╭─ Records shown

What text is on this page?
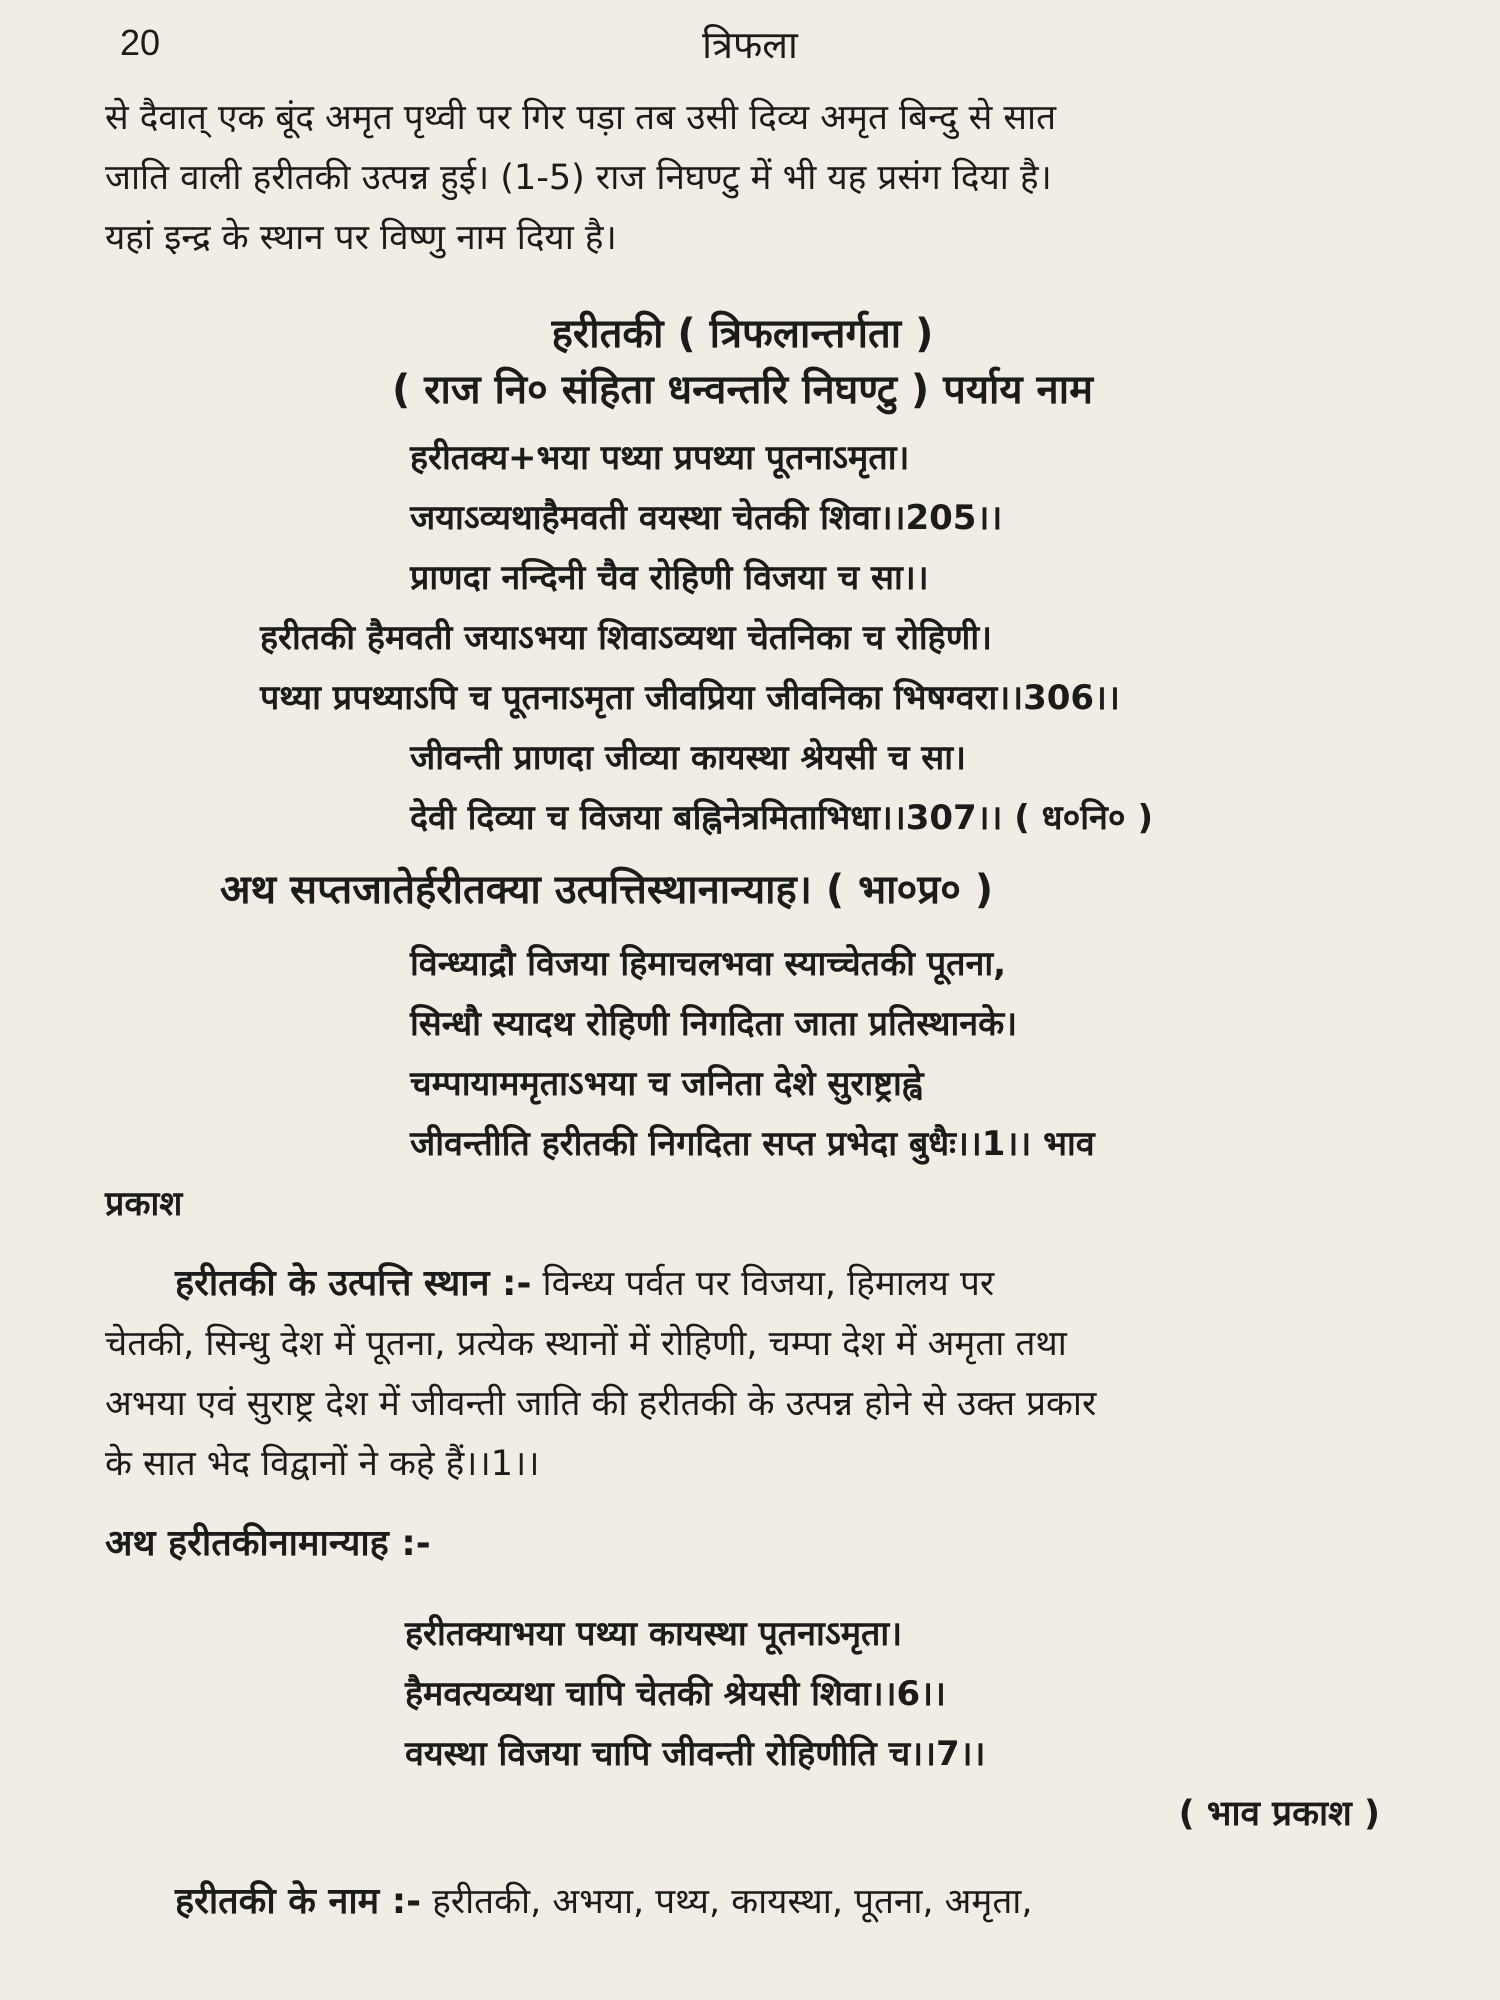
20	त्रिफला

से दैवात् एक बूंद अमृत पृथ्वी पर गिर पड़ा तब उसी दिव्य अमृत बिन्दु से सात
जाति वाली हरीतकी उत्पन्न हुई। (1-5) राज निघण्टु में भी यह प्रसंग दिया है।
यहां इन्द्र के स्थान पर विष्णु नाम दिया है।

हरीतकी ( त्रिफलान्तर्गता )

( राज नि० संहिता धन्वन्तरि निघण्टु ) पर्याय नाम

हरीतक्य+भया पथ्या प्रपथ्या पूतनाऽमृता।

जयाऽव्यथाहैमवती वयस्था चेतकी शिवा।।205।।

प्राणदा नन्दिनी चैव रोहिणी विजया च सा।।

हरीतकी हैमवती जयाऽभया शिवाऽव्यथा चेतनिका च रोहिणी।

पथ्या प्रपथ्याऽपि च पूतनाऽमृता जीवप्रिया जीवनिका भिषग्वरा।।306।।

जीवन्ती प्राणदा जीव्या कायस्था श्रेयसी च सा।

देवी दिव्या च विजया बह्निनेत्रमिताभिधा।।307।। ( ध०नि० )

अथ सप्तजातेर्हरीतक्या उत्पत्तिस्थानान्याह। ( भा०प्र० )

विन्ध्याद्रौ विजया हिमाचलभवा स्याच्चेतकी पूतना,

सिन्धौ स्यादथ रोहिणी निगदिता जाता प्रतिस्थानके।

चम्पायाममृताऽभया च जनिता देशे सुराष्ट्राह्वे

जीवन्तीति हरीतकी निगदिता सप्त प्रभेदा बुधैः।।1।। भाव

प्रकाश

हरीतकी के उत्पत्ति स्थान :- विन्ध्य पर्वत पर विजया, हिमालय पर
चेतकी, सिन्धु देश में पूतना, प्रत्येक स्थानों में रोहिणी, चम्पा देश में अमृता तथा
अभया एवं सुराष्ट्र देश में जीवन्ती जाति की हरीतकी के उत्पन्न होने से उक्त प्रकार
के सात भेद विद्वानों ने कहे हैं।।1।।

अथ हरीतकीनामान्याह :-

हरीतक्याभया पथ्या कायस्था पूतनाऽमृता।

हैमवत्यव्यथा चापि चेतकी श्रेयसी शिवा।।6।।

वयस्था विजया चापि जीवन्ती रोहिणीति च।।7।।

( भाव प्रकाश )

हरीतकी के नाम :- हरीतकी, अभया, पथ्य, कायस्था, पूतना, अमृता,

╰─

Exercise goal:
Restate the records above in full, word for word. Keep pictures out.

Result below:
What text is on this page?
20	त्रिफला

से दैवात् एक बूंद अमृत पृथ्वी पर गिर पड़ा तब उसी दिव्य अमृत बिन्दु से सात
जाति वाली हरीतकी उत्पन्न हुई। (1-5) राज निघण्टु में भी यह प्रसंग दिया है।
यहां इन्द्र के स्थान पर विष्णु नाम दिया है।

हरीतकी ( त्रिफलान्तर्गता )

( राज नि० संहिता धन्वन्तरि निघण्टु ) पर्याय नाम

हरीतक्य+भया पथ्या प्रपथ्या पूतनाऽमृता।

जयाऽव्यथाहैमवती वयस्था चेतकी शिवा।।205।।

प्राणदा नन्दिनी चैव रोहिणी विजया च सा।।

हरीतकी हैमवती जयाऽभया शिवाऽव्यथा चेतनिका च रोहिणी।

पथ्या प्रपथ्याऽपि च पूतनाऽमृता जीवप्रिया जीवनिका भिषग्वरा।।306।।

जीवन्ती प्राणदा जीव्या कायस्था श्रेयसी च सा।

देवी दिव्या च विजया बह्निनेत्रमिताभिधा।।307।। ( ध०नि० )

अथ सप्तजातेर्हरीतक्या उत्पत्तिस्थानान्याह। ( भा०प्र० )

विन्ध्याद्रौ विजया हिमाचलभवा स्याच्चेतकी पूतना,

सिन्धौ स्यादथ रोहिणी निगदिता जाता प्रतिस्थानके।

चम्पायाममृताऽभया च जनिता देशे सुराष्ट्राह्वे

जीवन्तीति हरीतकी निगदिता सप्त प्रभेदा बुधैः।।1।। भाव

प्रकाश

हरीतकी के उत्पत्ति स्थान :- विन्ध्य पर्वत पर विजया, हिमालय पर
चेतकी, सिन्धु देश में पूतना, प्रत्येक स्थानों में रोहिणी, चम्पा देश में अमृता तथा
अभया एवं सुराष्ट्र देश में जीवन्ती जाति की हरीतकी के उत्पन्न होने से उक्त प्रकार
के सात भेद विद्वानों ने कहे हैं।।1।।

अथ हरीतकीनामान्याह :-

हरीतक्याभया पथ्या कायस्था पूतनाऽमृता।

हैमवत्यव्यथा चापि चेतकी श्रेयसी शिवा।।6।।

वयस्था विजया चापि जीवन्ती रोहिणीति च।।7।।

( भाव प्रकाश )

हरीतकी के नाम :- हरीतकी, अभया, पथ्य, कायस्था, पूतना, अमृता,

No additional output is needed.